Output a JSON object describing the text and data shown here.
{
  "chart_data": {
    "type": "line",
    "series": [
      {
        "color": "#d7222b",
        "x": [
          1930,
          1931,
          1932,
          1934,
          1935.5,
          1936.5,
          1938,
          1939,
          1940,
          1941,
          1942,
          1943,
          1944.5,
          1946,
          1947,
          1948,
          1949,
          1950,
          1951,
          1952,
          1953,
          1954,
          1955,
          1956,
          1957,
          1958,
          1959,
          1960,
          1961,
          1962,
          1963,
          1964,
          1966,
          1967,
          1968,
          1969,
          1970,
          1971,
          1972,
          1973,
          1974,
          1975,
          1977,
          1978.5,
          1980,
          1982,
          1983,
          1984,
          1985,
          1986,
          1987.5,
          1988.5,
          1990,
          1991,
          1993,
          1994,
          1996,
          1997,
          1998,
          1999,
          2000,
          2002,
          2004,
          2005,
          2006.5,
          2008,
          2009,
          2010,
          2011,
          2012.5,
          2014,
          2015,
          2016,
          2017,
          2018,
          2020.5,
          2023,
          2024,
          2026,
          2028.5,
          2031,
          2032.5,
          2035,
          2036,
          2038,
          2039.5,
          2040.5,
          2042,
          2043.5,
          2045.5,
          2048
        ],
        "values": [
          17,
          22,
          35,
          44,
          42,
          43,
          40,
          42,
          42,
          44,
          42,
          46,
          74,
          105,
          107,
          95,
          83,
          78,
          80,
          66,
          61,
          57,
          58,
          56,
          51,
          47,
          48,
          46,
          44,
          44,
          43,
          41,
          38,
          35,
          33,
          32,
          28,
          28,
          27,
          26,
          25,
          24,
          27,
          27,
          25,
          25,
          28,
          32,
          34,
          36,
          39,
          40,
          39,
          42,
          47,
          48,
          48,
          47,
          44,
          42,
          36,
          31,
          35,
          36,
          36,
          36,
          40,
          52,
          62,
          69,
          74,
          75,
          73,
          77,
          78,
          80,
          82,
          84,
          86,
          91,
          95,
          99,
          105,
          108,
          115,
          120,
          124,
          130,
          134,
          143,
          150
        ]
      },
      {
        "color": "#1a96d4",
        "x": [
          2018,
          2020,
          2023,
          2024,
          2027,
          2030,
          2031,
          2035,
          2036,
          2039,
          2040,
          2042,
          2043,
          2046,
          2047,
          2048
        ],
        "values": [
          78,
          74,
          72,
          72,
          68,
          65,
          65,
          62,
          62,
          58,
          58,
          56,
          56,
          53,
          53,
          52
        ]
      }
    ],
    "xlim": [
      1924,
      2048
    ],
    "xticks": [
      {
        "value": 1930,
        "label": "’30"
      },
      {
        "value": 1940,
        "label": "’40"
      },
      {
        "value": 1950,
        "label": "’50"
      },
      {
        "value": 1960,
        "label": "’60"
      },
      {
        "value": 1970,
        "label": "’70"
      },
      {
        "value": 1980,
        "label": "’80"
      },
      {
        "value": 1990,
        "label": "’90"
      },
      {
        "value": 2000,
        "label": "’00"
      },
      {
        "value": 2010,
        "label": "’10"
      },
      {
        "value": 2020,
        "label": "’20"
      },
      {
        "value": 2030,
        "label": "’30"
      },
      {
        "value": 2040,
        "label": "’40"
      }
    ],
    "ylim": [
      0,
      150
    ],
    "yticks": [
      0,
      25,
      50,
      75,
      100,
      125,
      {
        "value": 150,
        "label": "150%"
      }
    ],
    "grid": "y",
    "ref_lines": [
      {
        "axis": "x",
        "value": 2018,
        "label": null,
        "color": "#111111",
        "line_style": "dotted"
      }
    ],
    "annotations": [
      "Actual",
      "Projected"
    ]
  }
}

Goal:
Each record above should be returned exactly as it appears.

Solution to the exercise:
Output a JSON object describing the text and data shown here.
{
  "chart_data": {
    "type": "line",
    "series": [
      {
        "color": "#d7222b",
        "x": [
          1930,
          1931,
          1932,
          1934,
          1935.5,
          1936.5,
          1938,
          1939,
          1940,
          1941,
          1942,
          1943,
          1944.5,
          1946,
          1947,
          1948,
          1949,
          1950,
          1951,
          1952,
          1953,
          1954,
          1955,
          1956,
          1957,
          1958,
          1959,
          1960,
          1961,
          1962,
          1963,
          1964,
          1966,
          1967,
          1968,
          1969,
          1970,
          1971,
          1972,
          1973,
          1974,
          1975,
          1977,
          1978.5,
          1980,
          1982,
          1983,
          1984,
          1985,
          1986,
          1987.5,
          1988.5,
          1990,
          1991,
          1993,
          1994,
          1996,
          1997,
          1998,
          1999,
          2000,
          2002,
          2004,
          2005,
          2006.5,
          2008,
          2009,
          2010,
          2011,
          2012.5,
          2014,
          2015,
          2016,
          2017,
          2018,
          2020.5,
          2023,
          2024,
          2026,
          2028.5,
          2031,
          2032.5,
          2035,
          2036,
          2038,
          2039.5,
          2040.5,
          2042,
          2043.5,
          2045.5,
          2048
        ],
        "values": [
          17,
          22,
          35,
          44,
          42,
          43,
          40,
          42,
          42,
          44,
          42,
          46,
          74,
          105,
          107,
          95,
          83,
          78,
          80,
          66,
          61,
          57,
          58,
          56,
          51,
          47,
          48,
          46,
          44,
          44,
          43,
          41,
          38,
          35,
          33,
          32,
          28,
          28,
          27,
          26,
          25,
          24,
          27,
          27,
          25,
          25,
          28,
          32,
          34,
          36,
          39,
          40,
          39,
          42,
          47,
          48,
          48,
          47,
          44,
          42,
          36,
          31,
          35,
          36,
          36,
          36,
          40,
          52,
          62,
          69,
          74,
          75,
          73,
          77,
          78,
          80,
          82,
          84,
          86,
          91,
          95,
          99,
          105,
          108,
          115,
          120,
          124,
          130,
          134,
          143,
          150
        ]
      },
      {
        "color": "#1a96d4",
        "x": [
          2018,
          2020,
          2023,
          2024,
          2027,
          2030,
          2031,
          2035,
          2036,
          2039,
          2040,
          2042,
          2043,
          2046,
          2047,
          2048
        ],
        "values": [
          78,
          74,
          72,
          72,
          68,
          65,
          65,
          62,
          62,
          58,
          58,
          56,
          56,
          53,
          53,
          52
        ]
      }
    ],
    "xlim": [
      1924,
      2048
    ],
    "xticks": [
      {
        "value": 1930,
        "label": "’30"
      },
      {
        "value": 1940,
        "label": "’40"
      },
      {
        "value": 1950,
        "label": "’50"
      },
      {
        "value": 1960,
        "label": "’60"
      },
      {
        "value": 1970,
        "label": "’70"
      },
      {
        "value": 1980,
        "label": "’80"
      },
      {
        "value": 1990,
        "label": "’90"
      },
      {
        "value": 2000,
        "label": "’00"
      },
      {
        "value": 2010,
        "label": "’10"
      },
      {
        "value": 2020,
        "label": "’20"
      },
      {
        "value": 2030,
        "label": "’30"
      },
      {
        "value": 2040,
        "label": "’40"
      }
    ],
    "ylim": [
      0,
      150
    ],
    "yticks": [
      0,
      25,
      50,
      75,
      100,
      125,
      {
        "value": 150,
        "label": "150%"
      }
    ],
    "grid": "y",
    "ref_lines": [
      {
        "axis": "x",
        "value": 2018,
        "label": null,
        "color": "#111111",
        "line_style": "dotted"
      }
    ],
    "annotations": [
      "Actual",
      "Projected"
    ]
  }
}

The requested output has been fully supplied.